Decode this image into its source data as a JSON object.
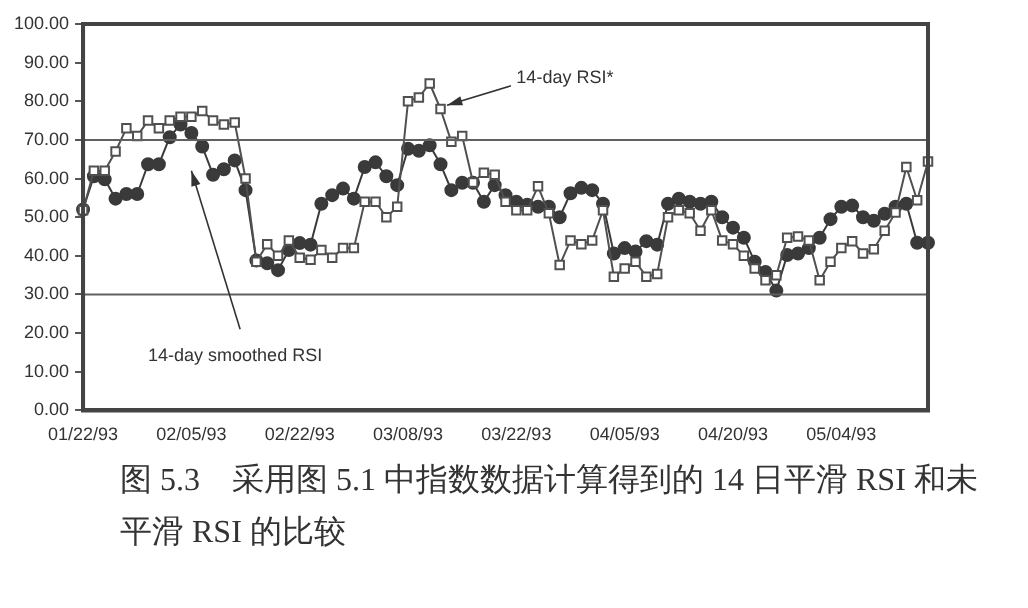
{
  "chart_data": {
    "type": "line",
    "categories": [
      "01/22/93",
      null,
      null,
      null,
      null,
      null,
      null,
      null,
      null,
      null,
      "02/05/93",
      null,
      null,
      null,
      null,
      null,
      null,
      null,
      null,
      null,
      "02/22/93",
      null,
      null,
      null,
      null,
      null,
      null,
      null,
      null,
      null,
      "03/08/93",
      null,
      null,
      null,
      null,
      null,
      null,
      null,
      null,
      null,
      "03/22/93",
      null,
      null,
      null,
      null,
      null,
      null,
      null,
      null,
      null,
      "04/05/93",
      null,
      null,
      null,
      null,
      null,
      null,
      null,
      null,
      null,
      "04/20/93",
      null,
      null,
      null,
      null,
      null,
      null,
      null,
      null,
      null,
      "05/04/93",
      null,
      null,
      null,
      null,
      null,
      null,
      null,
      null
    ],
    "series": [
      {
        "name": "14-day RSI*",
        "color": "#505050",
        "marker": "square",
        "values": [
          51.8,
          62,
          62,
          67,
          73,
          71,
          75,
          73,
          75,
          76,
          76,
          77.5,
          75,
          74,
          74.5,
          60,
          38.5,
          43,
          40,
          44,
          39.5,
          39,
          41.5,
          39.5,
          42,
          42,
          54,
          54,
          50,
          52.7,
          80,
          81,
          84.6,
          78,
          69.5,
          71,
          59,
          61.5,
          61,
          54,
          51.8,
          51.8,
          58,
          51,
          37.6,
          44,
          43,
          44,
          51.8,
          34.6,
          36.7,
          38.5,
          34.6,
          35.3,
          50,
          51.8,
          51,
          46.5,
          51.8,
          44,
          43,
          40,
          36.7,
          33.7,
          35,
          44.7,
          45,
          44,
          33.7,
          38.5,
          42,
          43.8,
          40.6,
          41.7,
          46.5,
          51.2,
          63,
          54.4,
          64.4
        ]
      },
      {
        "name": "14-day smoothed RSI",
        "color": "#3a3a3a",
        "marker": "circle",
        "values": [
          52,
          60.6,
          59.8,
          54.8,
          56,
          56,
          63.7,
          63.7,
          70.7,
          74,
          71.8,
          68.3,
          61,
          62.4,
          64.7,
          57,
          38.8,
          38.1,
          36.3,
          41.5,
          43.3,
          42.9,
          53.5,
          55.7,
          57.4,
          54.8,
          63,
          64.2,
          60.6,
          58.3,
          67.7,
          67.2,
          68.6,
          63.7,
          57,
          58.9,
          58.9,
          54,
          58.3,
          55.7,
          54,
          53.2,
          52.7,
          52.7,
          50,
          56.2,
          57.6,
          57,
          53.5,
          40.6,
          42,
          41.1,
          43.8,
          42.9,
          53.5,
          54.8,
          54,
          53.5,
          54,
          50,
          47.3,
          44.7,
          38.5,
          35.8,
          31,
          40.2,
          40.6,
          42,
          44.7,
          49.5,
          52.7,
          53,
          50,
          49.1,
          50.9,
          52.7,
          53.5,
          43.4,
          43.4
        ]
      }
    ],
    "ylim": [
      0,
      100
    ],
    "yticks": [
      {
        "value": 0,
        "label": "0.00"
      },
      {
        "value": 10,
        "label": "10.00"
      },
      {
        "value": 20,
        "label": "20.00"
      },
      {
        "value": 30,
        "label": "30.00"
      },
      {
        "value": 40,
        "label": "40.00"
      },
      {
        "value": 50,
        "label": "50.00"
      },
      {
        "value": 60,
        "label": "60.00"
      },
      {
        "value": 70,
        "label": "70.00"
      },
      {
        "value": 80,
        "label": "80.00"
      },
      {
        "value": 90,
        "label": "90.00"
      },
      {
        "value": 100,
        "label": "100.00"
      }
    ],
    "ref_lines": [
      {
        "axis": "y",
        "value": 70,
        "color": "#606060"
      },
      {
        "axis": "y",
        "value": 30,
        "color": "#606060"
      }
    ],
    "grid": false,
    "legend": false,
    "annotations": [
      "图 5.3　采用图 5.1 中指数数据计算得到的 14 日平滑 RSI 和未平滑 RSI 的比较"
    ]
  }
}
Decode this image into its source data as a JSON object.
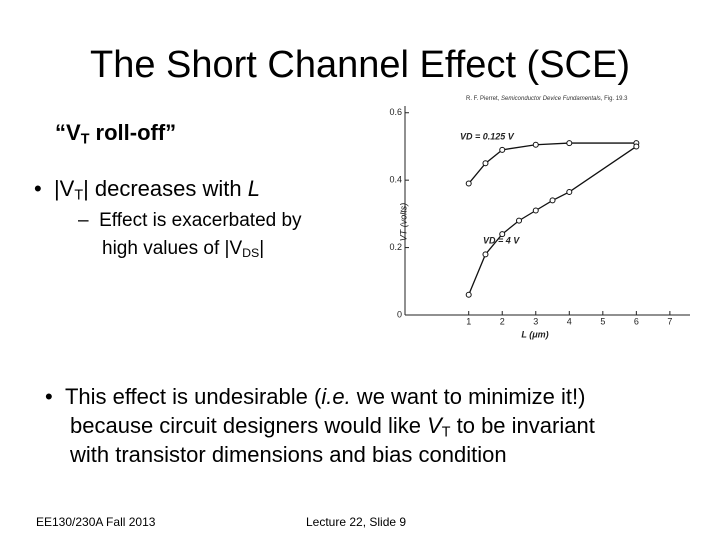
{
  "slide": {
    "title": "The Short Channel Effect (SCE)",
    "citation": [
      "R. F. Pierret, ",
      "Semiconductor Device Fundamentals",
      ", Fig. 19.3"
    ],
    "subtitle": [
      "“V",
      "T",
      " roll-off”"
    ],
    "bullet1": [
      "|V",
      "T",
      "| decreases with ",
      "L"
    ],
    "subbullet": [
      [
        "Effect is exacerbated by"
      ],
      [
        "high values of |V",
        "DS",
        "|"
      ]
    ],
    "bullet2": [
      [
        "This effect is undesirable (",
        "i.e.",
        " we want to minimize it!)"
      ],
      [
        "because circuit designers would like ",
        "V",
        "T",
        " to be invariant"
      ],
      [
        "with transistor dimensions and bias condition"
      ]
    ],
    "footer_left": "EE130/230A Fall 2013",
    "footer_center": "Lecture 22, Slide 9"
  },
  "chart_data": {
    "type": "line",
    "x_label": "L (μm)",
    "y_label": "VT (volts)",
    "xlim": [
      -0.9,
      7.6
    ],
    "ylim": [
      0,
      0.62
    ],
    "xticks": [
      1,
      2,
      3,
      4,
      5,
      6,
      7
    ],
    "yticks": [
      0,
      0.2,
      0.4,
      0.6
    ],
    "series": [
      {
        "name": "VD = 0.125 V",
        "color": "#111111",
        "x": [
          1,
          1.5,
          2,
          3,
          4,
          6
        ],
        "values": [
          0.39,
          0.45,
          0.49,
          0.505,
          0.51,
          0.51
        ]
      },
      {
        "name": "VD = 4 V",
        "color": "#111111",
        "x": [
          1,
          1.5,
          2,
          2.5,
          3,
          3.5,
          4,
          6
        ],
        "values": [
          0.06,
          0.18,
          0.24,
          0.28,
          0.31,
          0.34,
          0.365,
          0.5
        ]
      }
    ]
  }
}
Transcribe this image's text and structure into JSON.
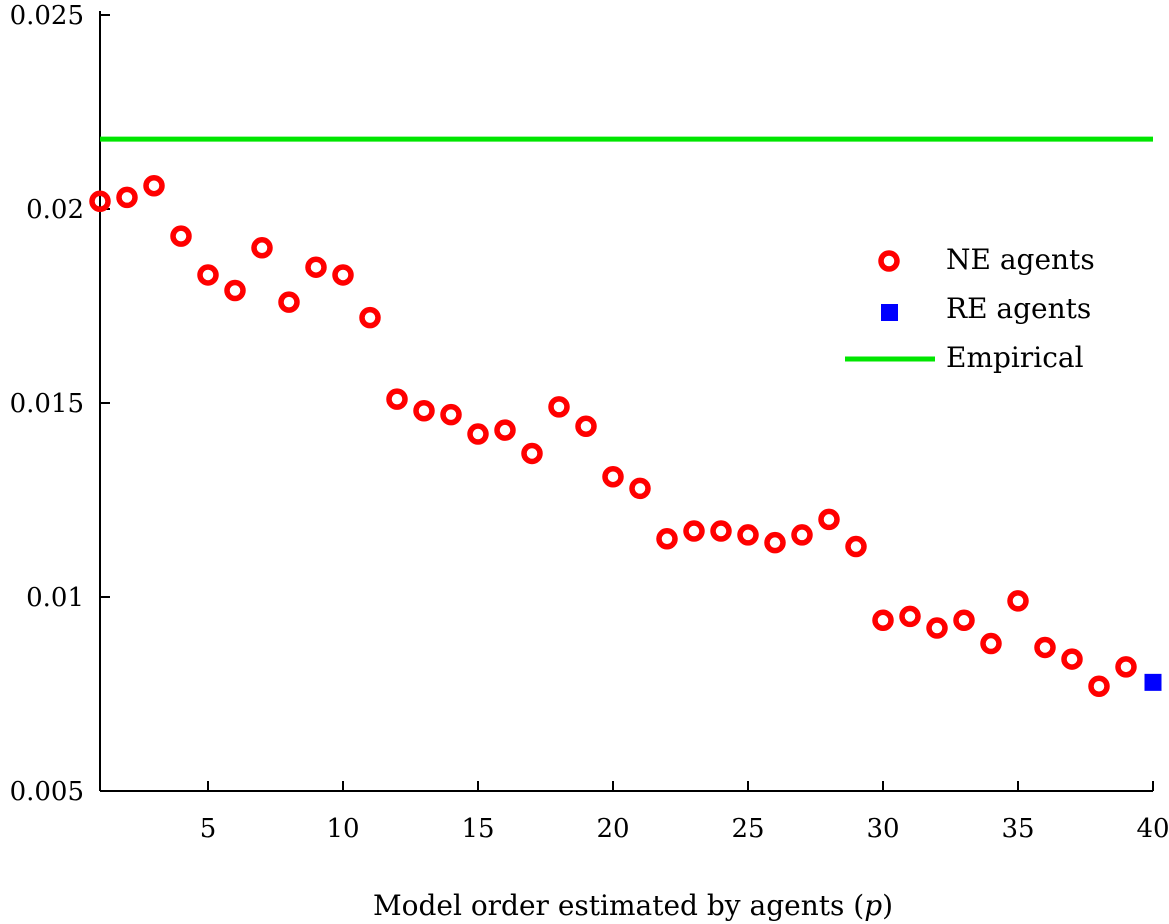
{
  "chart_data": {
    "type": "scatter",
    "title": "",
    "xlabel": "Model order estimated by agents (",
    "xlabel_var": "p",
    "xlabel_suffix": ")",
    "ylabel": "",
    "xlim": [
      1,
      40
    ],
    "ylim": [
      0.005,
      0.025
    ],
    "xticks": [
      5,
      10,
      15,
      20,
      25,
      30,
      35,
      40
    ],
    "xtick_labels": [
      "5",
      "10",
      "15",
      "20",
      "25",
      "30",
      "35",
      "40"
    ],
    "yticks": [
      0.005,
      0.01,
      0.015,
      0.02,
      0.025
    ],
    "ytick_labels": [
      "0.005",
      "0.01",
      "0.015",
      "0.02",
      "0.025"
    ],
    "grid": false,
    "legend_position": "right",
    "series": [
      {
        "name": "NE agents",
        "marker": "circle-open",
        "color": "#ff0000",
        "x": [
          1,
          2,
          3,
          4,
          5,
          6,
          7,
          8,
          9,
          10,
          11,
          12,
          13,
          14,
          15,
          16,
          17,
          18,
          19,
          20,
          21,
          22,
          23,
          24,
          25,
          26,
          27,
          28,
          29,
          30,
          31,
          32,
          33,
          34,
          35,
          36,
          37,
          38,
          39
        ],
        "y": [
          0.0202,
          0.0203,
          0.0206,
          0.0193,
          0.0183,
          0.0179,
          0.019,
          0.0176,
          0.0185,
          0.0183,
          0.0172,
          0.0151,
          0.0148,
          0.0147,
          0.0142,
          0.0143,
          0.0137,
          0.0149,
          0.0144,
          0.0131,
          0.0128,
          0.0115,
          0.0117,
          0.0117,
          0.0116,
          0.0114,
          0.0116,
          0.012,
          0.0113,
          0.0094,
          0.0095,
          0.0092,
          0.0094,
          0.0088,
          0.0099,
          0.0087,
          0.0084,
          0.0077,
          0.0082
        ]
      },
      {
        "name": "RE agents",
        "marker": "square",
        "color": "#0000ff",
        "x": [
          40
        ],
        "y": [
          0.0078
        ]
      },
      {
        "name": "Empirical",
        "marker": "line",
        "color": "#00e600",
        "y_constant": 0.0218
      }
    ]
  }
}
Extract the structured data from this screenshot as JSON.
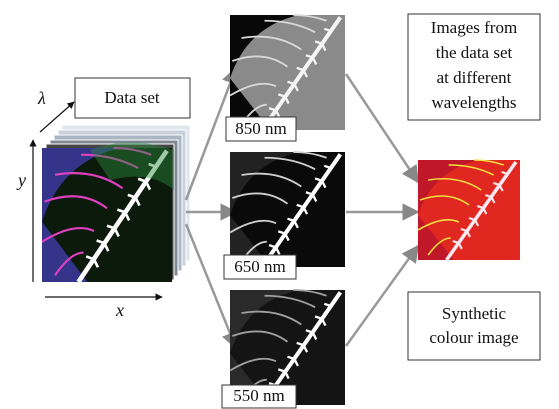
{
  "data_set": {
    "label": "Data set",
    "axes": {
      "wavelength": "λ",
      "y": "y",
      "x": "x"
    }
  },
  "bands": [
    {
      "label": "850 nm"
    },
    {
      "label": "650 nm"
    },
    {
      "label": "550 nm"
    }
  ],
  "band_note": {
    "lines": [
      "Images from",
      "the data set",
      "at different",
      "wavelengths"
    ]
  },
  "result_note": {
    "lines": [
      "Synthetic",
      "colour image"
    ]
  }
}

================

[Aim of the exercise]: Determine how many lines in the records contain "agents", and reply with the number only.

[Response to the task]: 3